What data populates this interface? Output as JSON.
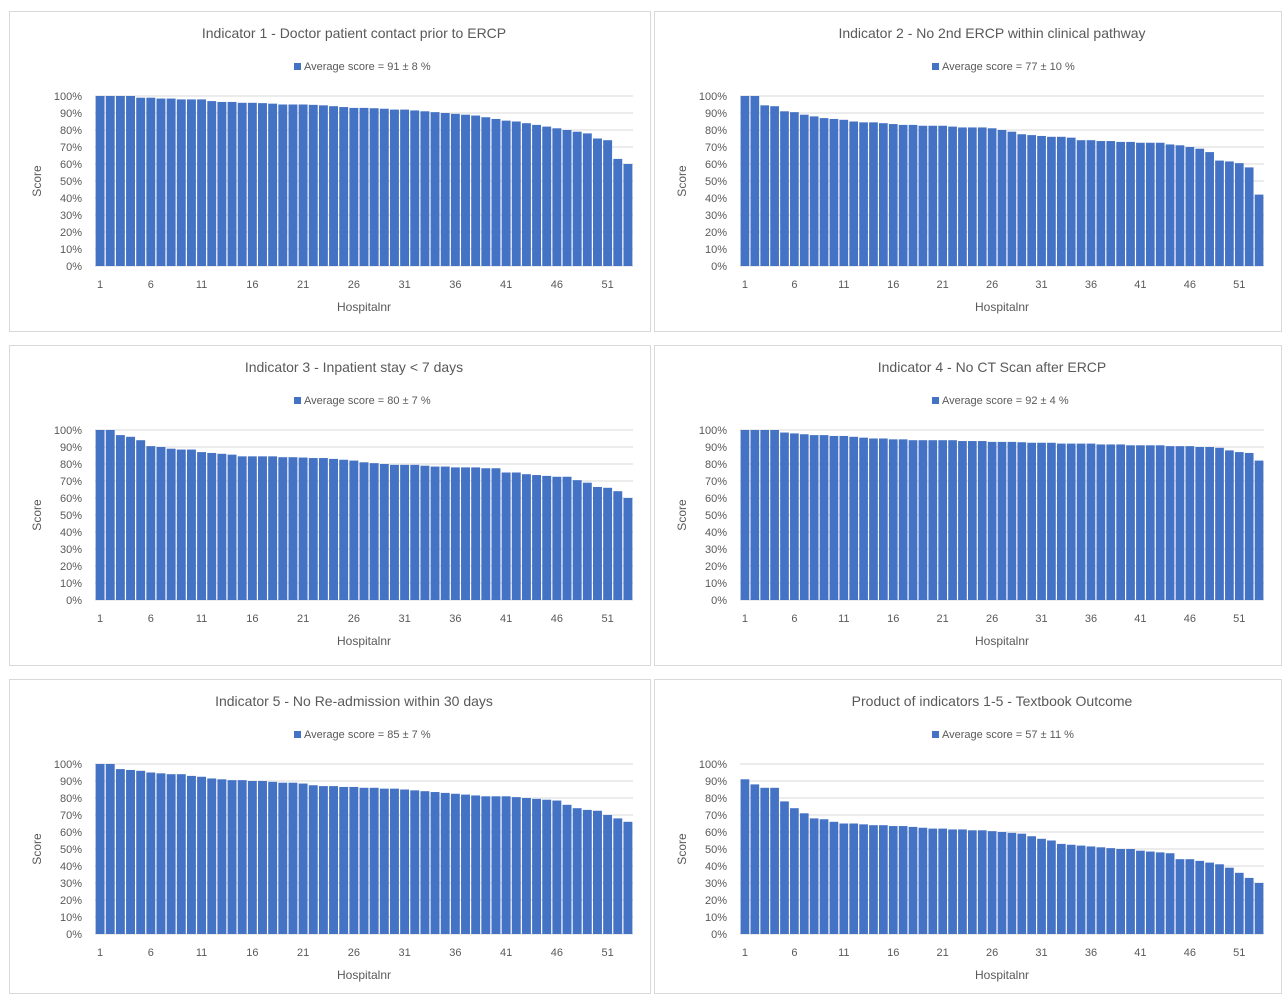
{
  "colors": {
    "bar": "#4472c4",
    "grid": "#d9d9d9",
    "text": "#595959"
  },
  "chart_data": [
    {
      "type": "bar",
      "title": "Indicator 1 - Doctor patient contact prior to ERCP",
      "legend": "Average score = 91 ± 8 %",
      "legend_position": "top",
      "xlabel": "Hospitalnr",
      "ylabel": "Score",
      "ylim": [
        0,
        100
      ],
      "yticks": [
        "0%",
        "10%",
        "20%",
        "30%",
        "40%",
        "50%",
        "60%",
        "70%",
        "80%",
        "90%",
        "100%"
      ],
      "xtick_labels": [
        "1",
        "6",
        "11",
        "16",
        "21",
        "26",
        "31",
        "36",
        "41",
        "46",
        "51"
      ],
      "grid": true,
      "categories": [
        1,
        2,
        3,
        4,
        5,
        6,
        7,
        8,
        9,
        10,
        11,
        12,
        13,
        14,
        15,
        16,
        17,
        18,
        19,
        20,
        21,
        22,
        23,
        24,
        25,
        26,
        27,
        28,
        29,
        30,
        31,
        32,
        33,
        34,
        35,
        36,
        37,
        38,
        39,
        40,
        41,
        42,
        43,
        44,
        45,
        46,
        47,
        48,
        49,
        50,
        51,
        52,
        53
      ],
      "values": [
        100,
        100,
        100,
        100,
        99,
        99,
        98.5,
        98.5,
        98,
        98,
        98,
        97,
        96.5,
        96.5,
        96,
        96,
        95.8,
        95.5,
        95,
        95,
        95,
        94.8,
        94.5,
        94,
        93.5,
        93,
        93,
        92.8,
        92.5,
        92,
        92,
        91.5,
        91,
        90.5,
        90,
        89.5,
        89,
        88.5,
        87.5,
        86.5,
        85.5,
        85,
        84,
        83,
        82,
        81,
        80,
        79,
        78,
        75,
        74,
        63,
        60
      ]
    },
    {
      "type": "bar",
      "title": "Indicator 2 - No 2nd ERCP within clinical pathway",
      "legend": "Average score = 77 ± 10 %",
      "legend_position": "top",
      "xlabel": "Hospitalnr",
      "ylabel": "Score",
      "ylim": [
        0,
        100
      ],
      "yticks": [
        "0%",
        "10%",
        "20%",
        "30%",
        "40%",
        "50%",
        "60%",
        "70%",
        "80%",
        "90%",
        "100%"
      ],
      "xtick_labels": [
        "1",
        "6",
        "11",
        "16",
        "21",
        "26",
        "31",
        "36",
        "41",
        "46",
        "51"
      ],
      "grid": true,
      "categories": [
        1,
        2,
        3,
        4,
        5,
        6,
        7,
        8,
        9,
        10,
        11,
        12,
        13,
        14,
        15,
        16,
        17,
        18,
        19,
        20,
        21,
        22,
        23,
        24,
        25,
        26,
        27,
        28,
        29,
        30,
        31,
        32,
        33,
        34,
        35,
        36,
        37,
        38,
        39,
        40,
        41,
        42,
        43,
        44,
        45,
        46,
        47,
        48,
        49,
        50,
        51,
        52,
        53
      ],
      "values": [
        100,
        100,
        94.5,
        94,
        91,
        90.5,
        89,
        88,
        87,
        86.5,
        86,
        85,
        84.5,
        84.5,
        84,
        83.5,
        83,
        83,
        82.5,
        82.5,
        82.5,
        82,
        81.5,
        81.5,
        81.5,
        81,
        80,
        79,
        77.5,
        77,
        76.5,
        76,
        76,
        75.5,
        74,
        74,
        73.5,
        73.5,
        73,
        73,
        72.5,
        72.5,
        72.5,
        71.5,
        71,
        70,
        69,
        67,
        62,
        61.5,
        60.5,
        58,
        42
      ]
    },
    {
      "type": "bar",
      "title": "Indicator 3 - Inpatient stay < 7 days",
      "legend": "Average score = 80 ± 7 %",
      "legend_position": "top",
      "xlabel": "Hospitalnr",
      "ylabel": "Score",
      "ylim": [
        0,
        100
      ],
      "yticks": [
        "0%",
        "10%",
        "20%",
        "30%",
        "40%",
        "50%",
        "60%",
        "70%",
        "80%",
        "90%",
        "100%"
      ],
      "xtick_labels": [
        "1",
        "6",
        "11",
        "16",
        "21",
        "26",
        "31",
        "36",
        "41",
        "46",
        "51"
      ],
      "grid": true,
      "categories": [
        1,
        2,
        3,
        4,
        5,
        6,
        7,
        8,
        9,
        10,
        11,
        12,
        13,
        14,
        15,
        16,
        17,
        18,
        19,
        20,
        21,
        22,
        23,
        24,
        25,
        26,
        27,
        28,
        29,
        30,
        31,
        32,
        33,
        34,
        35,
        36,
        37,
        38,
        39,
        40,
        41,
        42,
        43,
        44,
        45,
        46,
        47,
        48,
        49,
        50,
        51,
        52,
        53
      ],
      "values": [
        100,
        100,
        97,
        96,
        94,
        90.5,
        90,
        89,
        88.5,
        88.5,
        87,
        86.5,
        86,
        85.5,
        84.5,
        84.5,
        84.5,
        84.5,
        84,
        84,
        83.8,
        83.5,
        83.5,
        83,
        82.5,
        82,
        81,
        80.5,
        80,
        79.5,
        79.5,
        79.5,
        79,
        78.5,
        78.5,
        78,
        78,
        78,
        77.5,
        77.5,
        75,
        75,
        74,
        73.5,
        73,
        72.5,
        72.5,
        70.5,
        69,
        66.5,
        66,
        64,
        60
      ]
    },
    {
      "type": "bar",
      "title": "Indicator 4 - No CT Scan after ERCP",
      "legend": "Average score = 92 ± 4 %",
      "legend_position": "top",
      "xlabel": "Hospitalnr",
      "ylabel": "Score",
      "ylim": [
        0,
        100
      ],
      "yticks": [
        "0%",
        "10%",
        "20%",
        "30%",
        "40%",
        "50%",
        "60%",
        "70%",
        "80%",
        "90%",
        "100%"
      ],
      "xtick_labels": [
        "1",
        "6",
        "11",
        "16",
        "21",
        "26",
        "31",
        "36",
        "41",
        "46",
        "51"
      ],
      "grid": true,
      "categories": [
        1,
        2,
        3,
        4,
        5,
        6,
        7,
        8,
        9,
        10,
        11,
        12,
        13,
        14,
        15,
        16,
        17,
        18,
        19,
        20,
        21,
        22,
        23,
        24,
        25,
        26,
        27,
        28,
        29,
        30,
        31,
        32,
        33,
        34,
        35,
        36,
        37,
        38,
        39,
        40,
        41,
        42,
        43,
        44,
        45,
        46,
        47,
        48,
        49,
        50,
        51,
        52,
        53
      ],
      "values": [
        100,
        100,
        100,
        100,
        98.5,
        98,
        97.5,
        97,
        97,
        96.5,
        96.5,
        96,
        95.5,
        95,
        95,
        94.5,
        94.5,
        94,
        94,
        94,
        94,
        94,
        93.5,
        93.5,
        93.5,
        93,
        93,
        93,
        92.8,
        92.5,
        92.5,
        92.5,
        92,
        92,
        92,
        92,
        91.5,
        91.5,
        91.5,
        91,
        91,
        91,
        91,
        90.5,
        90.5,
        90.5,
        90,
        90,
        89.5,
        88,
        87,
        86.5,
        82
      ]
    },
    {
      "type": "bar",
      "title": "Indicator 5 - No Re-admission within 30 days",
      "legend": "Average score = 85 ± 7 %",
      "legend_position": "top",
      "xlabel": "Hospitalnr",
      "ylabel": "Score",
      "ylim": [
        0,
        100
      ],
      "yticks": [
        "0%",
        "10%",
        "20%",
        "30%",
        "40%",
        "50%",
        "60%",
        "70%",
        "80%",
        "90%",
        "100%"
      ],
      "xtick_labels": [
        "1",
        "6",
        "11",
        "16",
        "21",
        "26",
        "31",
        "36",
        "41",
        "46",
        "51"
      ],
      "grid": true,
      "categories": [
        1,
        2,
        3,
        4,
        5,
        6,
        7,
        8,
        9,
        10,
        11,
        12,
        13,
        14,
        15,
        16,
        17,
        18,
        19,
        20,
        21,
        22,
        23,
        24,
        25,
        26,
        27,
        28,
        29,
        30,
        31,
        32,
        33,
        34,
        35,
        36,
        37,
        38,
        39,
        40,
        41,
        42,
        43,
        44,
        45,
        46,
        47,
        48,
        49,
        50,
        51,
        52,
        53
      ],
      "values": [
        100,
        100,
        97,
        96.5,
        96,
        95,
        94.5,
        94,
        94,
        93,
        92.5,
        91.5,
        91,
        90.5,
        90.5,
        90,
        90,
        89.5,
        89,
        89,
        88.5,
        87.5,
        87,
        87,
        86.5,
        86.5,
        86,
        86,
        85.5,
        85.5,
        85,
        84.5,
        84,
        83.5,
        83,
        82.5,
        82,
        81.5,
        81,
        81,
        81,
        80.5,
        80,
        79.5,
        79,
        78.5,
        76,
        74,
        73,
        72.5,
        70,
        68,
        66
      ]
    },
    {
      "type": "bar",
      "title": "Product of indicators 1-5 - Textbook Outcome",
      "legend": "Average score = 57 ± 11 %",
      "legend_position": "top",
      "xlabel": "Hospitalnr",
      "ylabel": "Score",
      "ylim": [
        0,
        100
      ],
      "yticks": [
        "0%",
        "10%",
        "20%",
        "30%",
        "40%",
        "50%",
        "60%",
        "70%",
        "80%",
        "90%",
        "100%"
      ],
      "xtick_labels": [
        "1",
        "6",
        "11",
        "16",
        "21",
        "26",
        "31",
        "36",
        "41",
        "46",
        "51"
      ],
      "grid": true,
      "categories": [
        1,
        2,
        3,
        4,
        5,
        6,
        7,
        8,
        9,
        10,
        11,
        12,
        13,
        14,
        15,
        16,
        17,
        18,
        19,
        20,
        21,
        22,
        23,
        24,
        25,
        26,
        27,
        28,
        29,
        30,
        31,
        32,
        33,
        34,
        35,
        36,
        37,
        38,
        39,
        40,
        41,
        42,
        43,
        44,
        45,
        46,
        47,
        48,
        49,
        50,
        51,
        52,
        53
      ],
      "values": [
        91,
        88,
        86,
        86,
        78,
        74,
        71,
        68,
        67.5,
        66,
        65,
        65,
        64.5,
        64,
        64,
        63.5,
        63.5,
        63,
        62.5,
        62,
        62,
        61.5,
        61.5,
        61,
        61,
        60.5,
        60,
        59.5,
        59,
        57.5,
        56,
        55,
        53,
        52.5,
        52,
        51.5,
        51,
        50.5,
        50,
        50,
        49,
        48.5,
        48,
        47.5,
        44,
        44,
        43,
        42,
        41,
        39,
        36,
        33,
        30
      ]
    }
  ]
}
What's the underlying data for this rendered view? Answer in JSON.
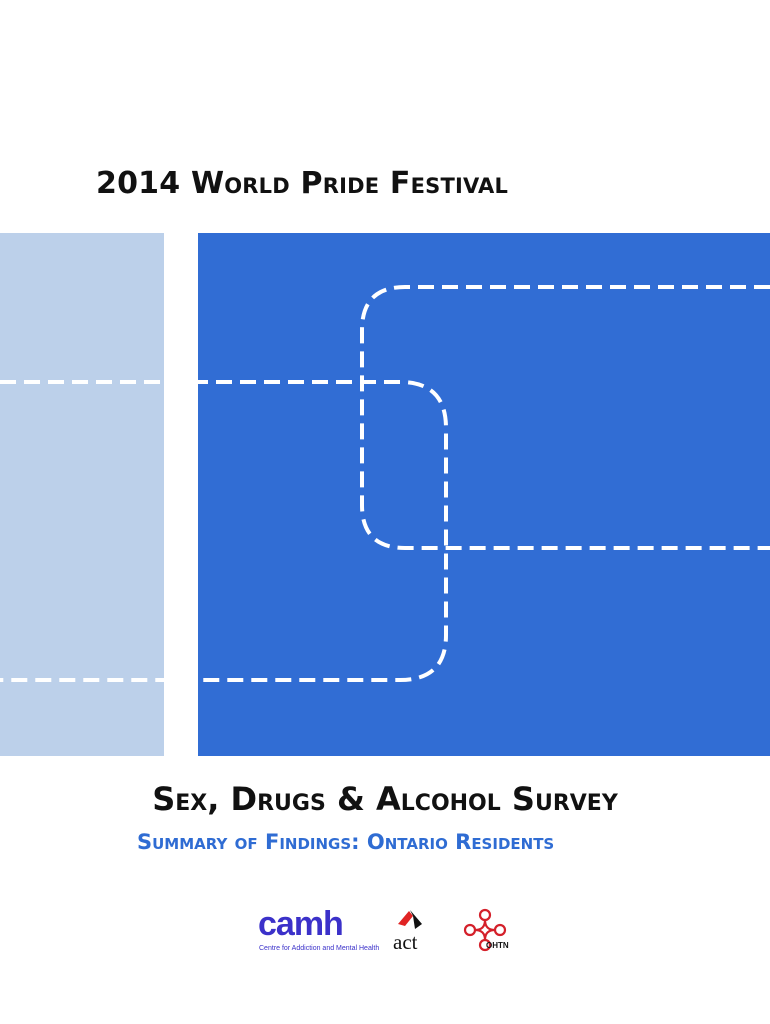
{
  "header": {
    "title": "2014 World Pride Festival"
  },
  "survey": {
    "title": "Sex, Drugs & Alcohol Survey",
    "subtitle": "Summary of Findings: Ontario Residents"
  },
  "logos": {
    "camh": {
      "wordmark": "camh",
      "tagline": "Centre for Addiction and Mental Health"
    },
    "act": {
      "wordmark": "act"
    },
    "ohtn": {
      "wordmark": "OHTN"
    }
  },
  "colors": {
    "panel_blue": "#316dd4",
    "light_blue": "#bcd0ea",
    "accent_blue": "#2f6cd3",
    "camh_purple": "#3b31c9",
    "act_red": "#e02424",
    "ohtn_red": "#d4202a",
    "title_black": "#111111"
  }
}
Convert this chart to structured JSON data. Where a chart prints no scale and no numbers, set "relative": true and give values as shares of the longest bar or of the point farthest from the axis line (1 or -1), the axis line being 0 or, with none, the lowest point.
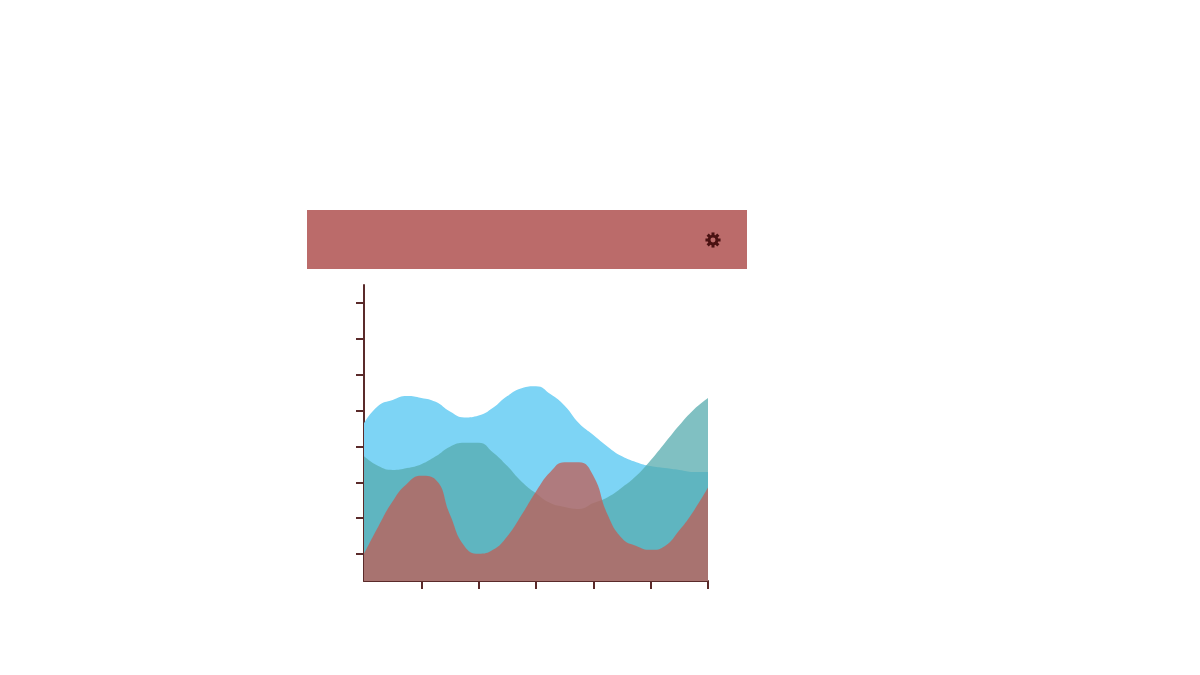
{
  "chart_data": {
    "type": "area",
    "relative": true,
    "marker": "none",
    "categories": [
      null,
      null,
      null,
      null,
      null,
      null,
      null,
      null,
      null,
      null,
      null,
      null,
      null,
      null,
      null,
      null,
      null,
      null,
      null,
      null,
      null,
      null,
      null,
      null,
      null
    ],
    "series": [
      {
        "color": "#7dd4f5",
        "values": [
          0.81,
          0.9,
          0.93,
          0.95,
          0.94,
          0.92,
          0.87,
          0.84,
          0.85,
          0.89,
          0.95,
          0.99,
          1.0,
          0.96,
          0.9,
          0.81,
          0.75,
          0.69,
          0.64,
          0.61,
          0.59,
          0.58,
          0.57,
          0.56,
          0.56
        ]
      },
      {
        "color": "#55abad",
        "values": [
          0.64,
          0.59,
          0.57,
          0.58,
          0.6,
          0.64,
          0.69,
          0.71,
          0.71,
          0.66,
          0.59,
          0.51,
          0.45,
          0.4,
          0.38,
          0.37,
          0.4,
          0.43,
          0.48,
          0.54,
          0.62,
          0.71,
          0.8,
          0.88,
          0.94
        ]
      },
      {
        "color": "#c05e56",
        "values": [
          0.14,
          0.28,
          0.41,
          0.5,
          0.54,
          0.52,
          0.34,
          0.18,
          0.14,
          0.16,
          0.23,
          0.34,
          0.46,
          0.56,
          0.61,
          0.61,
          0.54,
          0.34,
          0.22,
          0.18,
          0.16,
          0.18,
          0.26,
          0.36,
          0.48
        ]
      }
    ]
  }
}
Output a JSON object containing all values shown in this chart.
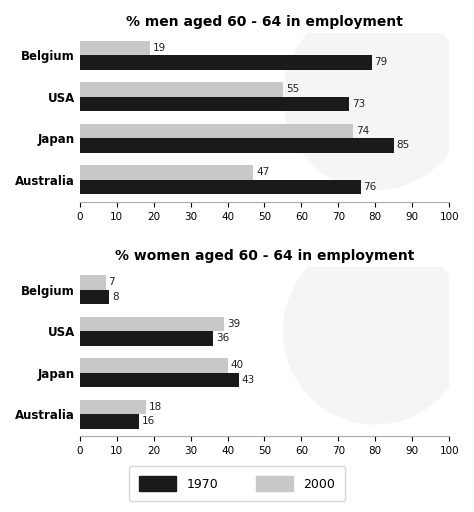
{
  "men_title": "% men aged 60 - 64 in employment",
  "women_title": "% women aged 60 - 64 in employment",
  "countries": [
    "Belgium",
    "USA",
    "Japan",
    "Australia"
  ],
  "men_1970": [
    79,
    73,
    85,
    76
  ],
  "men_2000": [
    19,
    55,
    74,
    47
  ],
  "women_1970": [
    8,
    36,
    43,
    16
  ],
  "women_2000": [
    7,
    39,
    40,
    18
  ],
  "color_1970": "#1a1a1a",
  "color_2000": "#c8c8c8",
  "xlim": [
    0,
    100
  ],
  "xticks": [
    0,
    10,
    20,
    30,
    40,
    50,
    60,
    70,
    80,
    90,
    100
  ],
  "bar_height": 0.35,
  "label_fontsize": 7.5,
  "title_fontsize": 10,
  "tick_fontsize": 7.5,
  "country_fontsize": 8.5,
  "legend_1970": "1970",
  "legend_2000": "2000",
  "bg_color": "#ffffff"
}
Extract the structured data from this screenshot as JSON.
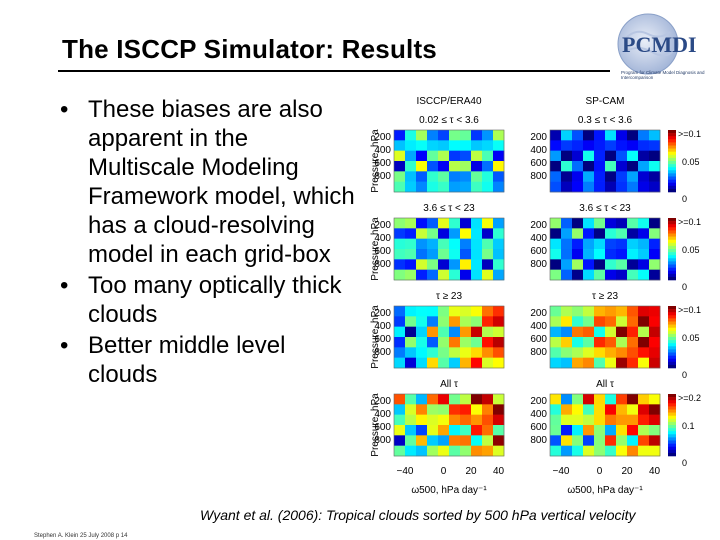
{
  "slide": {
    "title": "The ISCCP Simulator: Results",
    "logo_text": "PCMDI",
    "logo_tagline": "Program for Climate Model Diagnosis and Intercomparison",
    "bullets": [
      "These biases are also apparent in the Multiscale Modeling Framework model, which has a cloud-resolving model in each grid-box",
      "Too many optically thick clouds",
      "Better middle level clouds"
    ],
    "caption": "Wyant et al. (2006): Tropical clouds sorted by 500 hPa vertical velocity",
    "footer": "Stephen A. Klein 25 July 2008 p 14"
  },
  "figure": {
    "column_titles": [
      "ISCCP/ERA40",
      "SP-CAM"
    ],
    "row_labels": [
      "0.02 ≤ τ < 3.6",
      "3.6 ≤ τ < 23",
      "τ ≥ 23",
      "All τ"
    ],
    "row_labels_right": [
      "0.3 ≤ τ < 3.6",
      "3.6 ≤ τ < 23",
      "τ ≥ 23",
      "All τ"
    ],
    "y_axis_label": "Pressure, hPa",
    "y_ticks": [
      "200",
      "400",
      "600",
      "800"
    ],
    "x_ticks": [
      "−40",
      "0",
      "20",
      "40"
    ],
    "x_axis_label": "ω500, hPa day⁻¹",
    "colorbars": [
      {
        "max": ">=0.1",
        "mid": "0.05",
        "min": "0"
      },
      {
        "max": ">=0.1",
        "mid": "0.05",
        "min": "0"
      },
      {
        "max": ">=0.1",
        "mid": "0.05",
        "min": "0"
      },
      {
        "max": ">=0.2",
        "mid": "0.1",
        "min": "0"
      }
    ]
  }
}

• WHAT IS EXPECTED:
Out of the material above, gather each line where "wordmark" appears.

• REPLY:
      "wordmark": "camh",
      "wordmark": "act"
      "wordmark": "OHTN"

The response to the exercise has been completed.